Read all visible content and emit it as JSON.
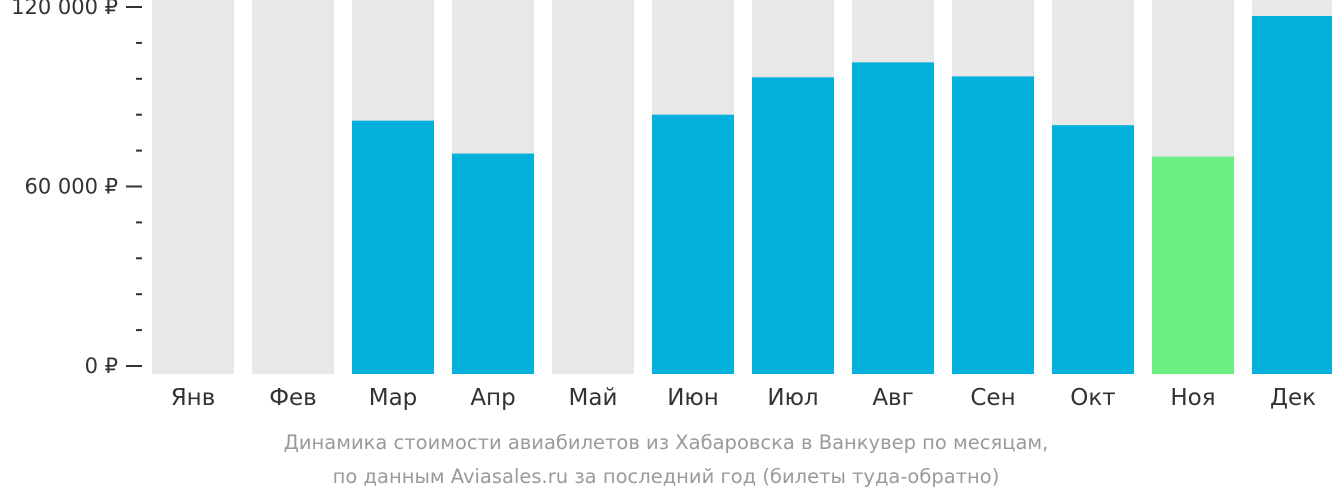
{
  "chart_data": {
    "type": "bar",
    "categories": [
      "Янв",
      "Фев",
      "Мар",
      "Апр",
      "Май",
      "Июн",
      "Июл",
      "Авг",
      "Сен",
      "Окт",
      "Ноя",
      "Дек"
    ],
    "values": [
      null,
      null,
      82000,
      71000,
      null,
      84000,
      96500,
      101500,
      96800,
      80500,
      70000,
      117000
    ],
    "highlight_index": 10,
    "ylim": [
      0,
      120000
    ],
    "yticks": [
      {
        "value": 0,
        "label": "0 ₽"
      },
      {
        "value": 60000,
        "label": "60 000 ₽"
      },
      {
        "value": 120000,
        "label": "120 000 ₽"
      }
    ],
    "minor_tick_step": 12000,
    "grid": false,
    "colors": {
      "bar": "#03b1dc",
      "highlight": "#6bef83",
      "background_bar": "#e8e8e8"
    }
  },
  "caption": {
    "line1": "Динамика стоимости авиабилетов из Хабаровска в Ванкувер по месяцам,",
    "line2": "по данным Aviasales.ru за последний год (билеты туда-обратно)"
  }
}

────────

Stated exercise → Copy the material exactly. Do not include the pictures.

Response below →
Read all visible content and emit it as JSON.
{
  "chart_data": {
    "type": "bar",
    "categories": [
      "Янв",
      "Фев",
      "Мар",
      "Апр",
      "Май",
      "Июн",
      "Июл",
      "Авг",
      "Сен",
      "Окт",
      "Ноя",
      "Дек"
    ],
    "values": [
      null,
      null,
      82000,
      71000,
      null,
      84000,
      96500,
      101500,
      96800,
      80500,
      70000,
      117000
    ],
    "highlight_index": 10,
    "ylim": [
      0,
      120000
    ],
    "yticks": [
      {
        "value": 0,
        "label": "0 ₽"
      },
      {
        "value": 60000,
        "label": "60 000 ₽"
      },
      {
        "value": 120000,
        "label": "120 000 ₽"
      }
    ],
    "minor_tick_step": 12000,
    "grid": false,
    "colors": {
      "bar": "#03b1dc",
      "highlight": "#6bef83",
      "background_bar": "#e8e8e8"
    }
  },
  "caption": {
    "line1": "Динамика стоимости авиабилетов из Хабаровска в Ванкувер по месяцам,",
    "line2": "по данным Aviasales.ru за последний год (билеты туда-обратно)"
  }
}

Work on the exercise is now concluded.